James Ketrenos 8119cd8492 Added auto-context proxy

2025-07-31 15:55:14 -07:00

9.5 KiB

Raw Permalink Blame History

Ollama Context Proxy

A smart proxy server for Ollama that provides automatic context size detection and URL-based context routing. This proxy intelligently analyzes incoming requests to determine the optimal context window size, eliminating the need to manually configure context sizes for different types of prompts.

Why Ollama Context Proxy?

The Problem

Memory Efficiency: Large context windows consume significantly more GPU memory and processing time
Manual Configuration: Traditional setups require you to manually set context sizes for each request
One-Size-Fits-All: Most deployments use a fixed context size, wasting resources on small prompts or limiting large ones
Performance Impact: Using a 32K context for a simple 100-token prompt is inefficient

The Solution

Ollama Context Proxy solves these issues by:

🧠 Intelligent Auto-Sizing: Automatically analyzes prompt content and selects the optimal context size
🎯 Resource Optimization: Uses smaller contexts for small prompts, larger contexts only when needed
⚡ Performance Boost: Reduces memory usage and inference time for most requests
🔧 Flexible Routing: URL-based routing allows explicit context control when needed
🔄 Drop-in Replacement: Works as a transparent proxy - no client code changes required

Features

Automatic Context Detection: Analyzes prompts and automatically selects appropriate context sizes
URL-Based Routing: Explicit context control via URL paths (/proxy-context/4096/api/generate)

◆ Material shown ◆

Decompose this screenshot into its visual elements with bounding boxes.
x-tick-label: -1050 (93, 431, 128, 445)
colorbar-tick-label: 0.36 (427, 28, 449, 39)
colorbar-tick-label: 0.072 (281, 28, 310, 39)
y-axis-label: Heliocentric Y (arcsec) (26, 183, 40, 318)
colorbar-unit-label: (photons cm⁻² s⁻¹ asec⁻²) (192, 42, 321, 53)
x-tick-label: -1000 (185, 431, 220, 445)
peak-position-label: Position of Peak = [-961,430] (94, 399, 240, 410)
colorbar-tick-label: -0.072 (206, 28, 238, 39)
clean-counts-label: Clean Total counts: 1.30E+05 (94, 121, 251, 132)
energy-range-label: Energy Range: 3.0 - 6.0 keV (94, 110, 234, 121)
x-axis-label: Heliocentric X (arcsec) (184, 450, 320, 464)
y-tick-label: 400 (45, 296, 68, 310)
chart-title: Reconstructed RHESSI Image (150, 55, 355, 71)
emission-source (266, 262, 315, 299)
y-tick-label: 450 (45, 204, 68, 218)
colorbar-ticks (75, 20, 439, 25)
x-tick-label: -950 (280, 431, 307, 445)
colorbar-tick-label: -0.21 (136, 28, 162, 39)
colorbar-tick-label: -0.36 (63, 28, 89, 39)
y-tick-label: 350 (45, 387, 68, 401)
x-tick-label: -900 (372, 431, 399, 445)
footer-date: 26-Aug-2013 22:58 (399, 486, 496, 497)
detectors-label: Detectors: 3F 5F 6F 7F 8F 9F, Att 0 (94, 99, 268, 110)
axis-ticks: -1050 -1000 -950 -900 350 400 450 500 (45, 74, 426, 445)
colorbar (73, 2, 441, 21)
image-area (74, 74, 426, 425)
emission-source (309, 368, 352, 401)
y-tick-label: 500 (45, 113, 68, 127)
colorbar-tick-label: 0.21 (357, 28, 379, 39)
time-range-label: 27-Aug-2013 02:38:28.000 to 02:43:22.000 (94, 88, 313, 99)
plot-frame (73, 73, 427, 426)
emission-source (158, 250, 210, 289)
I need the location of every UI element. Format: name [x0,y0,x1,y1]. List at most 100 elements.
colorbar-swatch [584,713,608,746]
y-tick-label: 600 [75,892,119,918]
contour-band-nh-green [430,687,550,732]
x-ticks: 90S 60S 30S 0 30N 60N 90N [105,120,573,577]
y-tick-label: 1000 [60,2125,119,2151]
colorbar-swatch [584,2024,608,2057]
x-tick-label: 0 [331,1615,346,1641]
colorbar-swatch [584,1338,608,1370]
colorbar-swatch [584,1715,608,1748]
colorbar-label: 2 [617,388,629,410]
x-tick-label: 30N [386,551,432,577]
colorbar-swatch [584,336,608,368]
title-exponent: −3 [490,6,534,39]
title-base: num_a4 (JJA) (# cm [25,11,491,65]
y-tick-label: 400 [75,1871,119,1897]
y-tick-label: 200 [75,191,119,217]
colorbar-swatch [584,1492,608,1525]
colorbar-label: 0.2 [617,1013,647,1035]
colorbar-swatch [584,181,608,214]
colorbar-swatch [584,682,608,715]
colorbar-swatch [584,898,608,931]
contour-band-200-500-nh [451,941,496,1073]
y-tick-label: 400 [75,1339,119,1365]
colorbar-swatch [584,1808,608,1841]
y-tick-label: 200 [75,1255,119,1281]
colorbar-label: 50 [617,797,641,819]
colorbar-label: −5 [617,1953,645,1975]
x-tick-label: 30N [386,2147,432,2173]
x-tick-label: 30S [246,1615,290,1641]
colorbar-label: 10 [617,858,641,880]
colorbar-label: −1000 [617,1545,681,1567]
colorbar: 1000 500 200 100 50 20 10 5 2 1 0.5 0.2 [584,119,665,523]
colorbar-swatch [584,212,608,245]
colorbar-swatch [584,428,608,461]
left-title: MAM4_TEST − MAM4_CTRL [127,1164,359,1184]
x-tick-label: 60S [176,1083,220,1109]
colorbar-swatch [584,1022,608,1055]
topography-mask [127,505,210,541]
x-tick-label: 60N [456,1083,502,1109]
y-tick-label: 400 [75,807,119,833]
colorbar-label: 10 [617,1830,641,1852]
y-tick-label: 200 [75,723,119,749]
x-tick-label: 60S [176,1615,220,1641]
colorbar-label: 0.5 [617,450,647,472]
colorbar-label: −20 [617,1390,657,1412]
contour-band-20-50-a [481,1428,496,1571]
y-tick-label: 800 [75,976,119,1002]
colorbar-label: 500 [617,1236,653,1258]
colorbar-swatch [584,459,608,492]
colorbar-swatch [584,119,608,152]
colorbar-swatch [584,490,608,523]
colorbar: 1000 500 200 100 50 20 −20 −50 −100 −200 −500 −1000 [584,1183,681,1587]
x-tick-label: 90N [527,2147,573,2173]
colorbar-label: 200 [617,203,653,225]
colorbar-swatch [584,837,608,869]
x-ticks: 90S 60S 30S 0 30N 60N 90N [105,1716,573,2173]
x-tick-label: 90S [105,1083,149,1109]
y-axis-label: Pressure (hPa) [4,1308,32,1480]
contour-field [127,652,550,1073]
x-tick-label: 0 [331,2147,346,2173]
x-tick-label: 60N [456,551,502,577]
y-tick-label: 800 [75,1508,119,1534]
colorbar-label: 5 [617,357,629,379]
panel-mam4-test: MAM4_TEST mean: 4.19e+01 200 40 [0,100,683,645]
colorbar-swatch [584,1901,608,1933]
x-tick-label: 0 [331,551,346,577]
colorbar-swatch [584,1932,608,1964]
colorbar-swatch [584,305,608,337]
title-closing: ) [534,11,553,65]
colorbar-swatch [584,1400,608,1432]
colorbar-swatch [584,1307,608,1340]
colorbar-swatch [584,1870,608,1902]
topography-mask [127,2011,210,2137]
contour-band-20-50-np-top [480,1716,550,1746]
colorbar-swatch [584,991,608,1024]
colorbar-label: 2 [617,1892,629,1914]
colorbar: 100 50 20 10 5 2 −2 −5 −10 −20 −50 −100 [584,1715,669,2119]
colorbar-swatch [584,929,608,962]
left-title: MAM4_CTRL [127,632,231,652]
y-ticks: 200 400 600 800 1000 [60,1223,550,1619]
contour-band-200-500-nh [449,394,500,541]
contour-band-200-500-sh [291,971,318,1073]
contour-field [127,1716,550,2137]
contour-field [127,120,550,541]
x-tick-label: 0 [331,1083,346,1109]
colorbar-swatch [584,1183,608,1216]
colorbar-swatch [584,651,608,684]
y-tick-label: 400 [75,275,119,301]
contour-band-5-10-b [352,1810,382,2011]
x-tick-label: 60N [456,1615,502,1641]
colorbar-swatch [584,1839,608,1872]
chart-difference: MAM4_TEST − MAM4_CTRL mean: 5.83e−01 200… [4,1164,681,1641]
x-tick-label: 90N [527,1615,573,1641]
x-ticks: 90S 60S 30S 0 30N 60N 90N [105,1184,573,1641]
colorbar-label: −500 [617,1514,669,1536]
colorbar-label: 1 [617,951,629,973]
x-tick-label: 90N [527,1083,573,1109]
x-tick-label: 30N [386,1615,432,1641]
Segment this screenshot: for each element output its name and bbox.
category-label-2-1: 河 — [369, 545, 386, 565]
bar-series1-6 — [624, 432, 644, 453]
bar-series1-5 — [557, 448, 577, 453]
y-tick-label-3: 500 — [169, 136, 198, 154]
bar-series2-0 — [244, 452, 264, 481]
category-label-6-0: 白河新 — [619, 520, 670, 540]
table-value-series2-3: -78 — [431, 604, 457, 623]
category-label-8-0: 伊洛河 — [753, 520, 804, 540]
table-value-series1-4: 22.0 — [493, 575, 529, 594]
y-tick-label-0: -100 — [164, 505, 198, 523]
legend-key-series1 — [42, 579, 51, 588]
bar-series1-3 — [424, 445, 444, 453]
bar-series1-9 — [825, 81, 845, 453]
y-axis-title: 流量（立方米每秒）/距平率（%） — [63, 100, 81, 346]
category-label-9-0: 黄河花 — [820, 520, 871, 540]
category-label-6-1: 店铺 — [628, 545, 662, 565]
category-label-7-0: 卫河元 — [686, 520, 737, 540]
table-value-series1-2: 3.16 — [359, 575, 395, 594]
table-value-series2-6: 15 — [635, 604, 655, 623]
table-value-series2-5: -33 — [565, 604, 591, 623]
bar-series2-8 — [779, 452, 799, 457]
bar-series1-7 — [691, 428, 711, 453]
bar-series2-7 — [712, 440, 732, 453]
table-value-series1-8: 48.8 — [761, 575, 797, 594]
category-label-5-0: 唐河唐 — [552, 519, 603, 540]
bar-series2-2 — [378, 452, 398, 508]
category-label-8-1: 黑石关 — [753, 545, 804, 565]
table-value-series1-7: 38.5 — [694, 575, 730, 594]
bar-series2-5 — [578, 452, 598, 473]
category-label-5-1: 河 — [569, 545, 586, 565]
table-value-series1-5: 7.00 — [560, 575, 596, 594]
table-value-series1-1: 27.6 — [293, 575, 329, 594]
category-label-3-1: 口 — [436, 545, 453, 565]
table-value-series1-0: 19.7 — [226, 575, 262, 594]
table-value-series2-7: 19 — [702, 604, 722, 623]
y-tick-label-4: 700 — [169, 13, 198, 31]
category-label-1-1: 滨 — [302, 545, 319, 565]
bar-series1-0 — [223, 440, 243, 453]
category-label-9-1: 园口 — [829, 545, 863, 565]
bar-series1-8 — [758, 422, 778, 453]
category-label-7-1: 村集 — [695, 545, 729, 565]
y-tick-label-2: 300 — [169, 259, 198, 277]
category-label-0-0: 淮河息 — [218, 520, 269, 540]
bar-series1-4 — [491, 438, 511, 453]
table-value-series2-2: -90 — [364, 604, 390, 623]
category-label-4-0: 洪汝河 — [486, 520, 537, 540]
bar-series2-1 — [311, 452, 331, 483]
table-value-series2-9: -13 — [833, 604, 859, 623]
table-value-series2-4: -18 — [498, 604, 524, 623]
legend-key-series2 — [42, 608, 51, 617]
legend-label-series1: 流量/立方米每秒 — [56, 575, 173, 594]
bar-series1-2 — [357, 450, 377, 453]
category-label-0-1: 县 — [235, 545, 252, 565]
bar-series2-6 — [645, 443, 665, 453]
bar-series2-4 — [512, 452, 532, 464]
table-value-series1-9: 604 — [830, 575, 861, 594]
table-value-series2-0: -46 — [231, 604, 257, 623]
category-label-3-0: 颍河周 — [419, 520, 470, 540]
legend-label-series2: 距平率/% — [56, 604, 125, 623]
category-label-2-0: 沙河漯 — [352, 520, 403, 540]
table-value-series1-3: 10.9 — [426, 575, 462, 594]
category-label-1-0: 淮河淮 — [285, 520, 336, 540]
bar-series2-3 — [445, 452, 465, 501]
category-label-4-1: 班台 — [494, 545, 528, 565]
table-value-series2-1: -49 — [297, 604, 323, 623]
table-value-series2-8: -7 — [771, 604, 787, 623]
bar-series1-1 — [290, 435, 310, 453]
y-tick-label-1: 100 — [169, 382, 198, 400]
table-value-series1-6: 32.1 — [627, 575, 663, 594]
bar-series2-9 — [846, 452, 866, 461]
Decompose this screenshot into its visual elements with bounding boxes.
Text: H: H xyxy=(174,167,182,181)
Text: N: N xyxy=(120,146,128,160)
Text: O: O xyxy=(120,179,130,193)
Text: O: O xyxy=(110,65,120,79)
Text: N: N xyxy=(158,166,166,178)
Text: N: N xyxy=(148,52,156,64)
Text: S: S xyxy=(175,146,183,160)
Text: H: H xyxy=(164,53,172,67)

◆ Work instruction 1 ◆
Please update the stretch of the Ollama Context Proxy page from "Raw Permalink Blame" through "Ollama Context Proxy?", replacing "smart proxy server" with "lightweight proxy server".
◆ Work instruction 2 ◆
Write what comes next on the Ollama Context Proxy page.
The data is not needed.

◆ Reply 1 ◆
Raw Permalink Blame History

Ollama Context Proxy

A lightweight proxy server for Ollama that provides automatic context size detection and URL-based context routing. This proxy intelligently analyzes incoming requests to determine the optimal context window size, eliminating the need to manually configure context sizes for different types of prompts.

Why Ollama Context Proxy?

◆ Reply 2 ◆
Multiple API Support: Works with Ollama native API and OpenAI-compatible endpoints
Streaming Support: Full support for streaming responses
Resource Optimization: Reduces memory usage by using appropriate context sizes
Docker Ready: Includes Docker configuration for easy deployment
Environment Variable Support: Configurable via OLLAMA_BASE_URL

Quick Start

Using Docker (Recommended)

# Build the Docker image
docker build -t ollama-context-proxy .

# Run with default settings (connects to ollama:11434)
docker run -p 11435:11435 ollama-context-proxy

# Run with custom Ollama URL
docker run -p 11435:11435 -e OLLAMA_BASE_URL=http://your-ollama-host:11434 ollama-context-proxy

Direct Python Usage

# Install dependencies
pip install -r requirements.txt

# Run with auto-detection of Ollama
python3 ollama-context-proxy.py

# Run with custom Ollama host
python3 ollama-context-proxy.py --ollama-host your-ollama-host --ollama-port 11434

Configuration

Environment Variables

Variable	Default	Description
`OLLAMA_BASE_URL`	`http://ollama:11434`	Full URL to Ollama server (Docker default)

Command Line Arguments

python3 ollama-context-proxy.py [OPTIONS]

Options:
  --ollama-host HOST     Ollama server host (default: localhost or from OLLAMA_BASE_URL)
  --ollama-port PORT     Ollama server port (default: 11434)
  --proxy-port PORT      Proxy server port (default: 11435)
  --log-level LEVEL      Log level: DEBUG, INFO, WARNING, ERROR (default: INFO)

Usage Examples

Automatic Context Sizing (Recommended)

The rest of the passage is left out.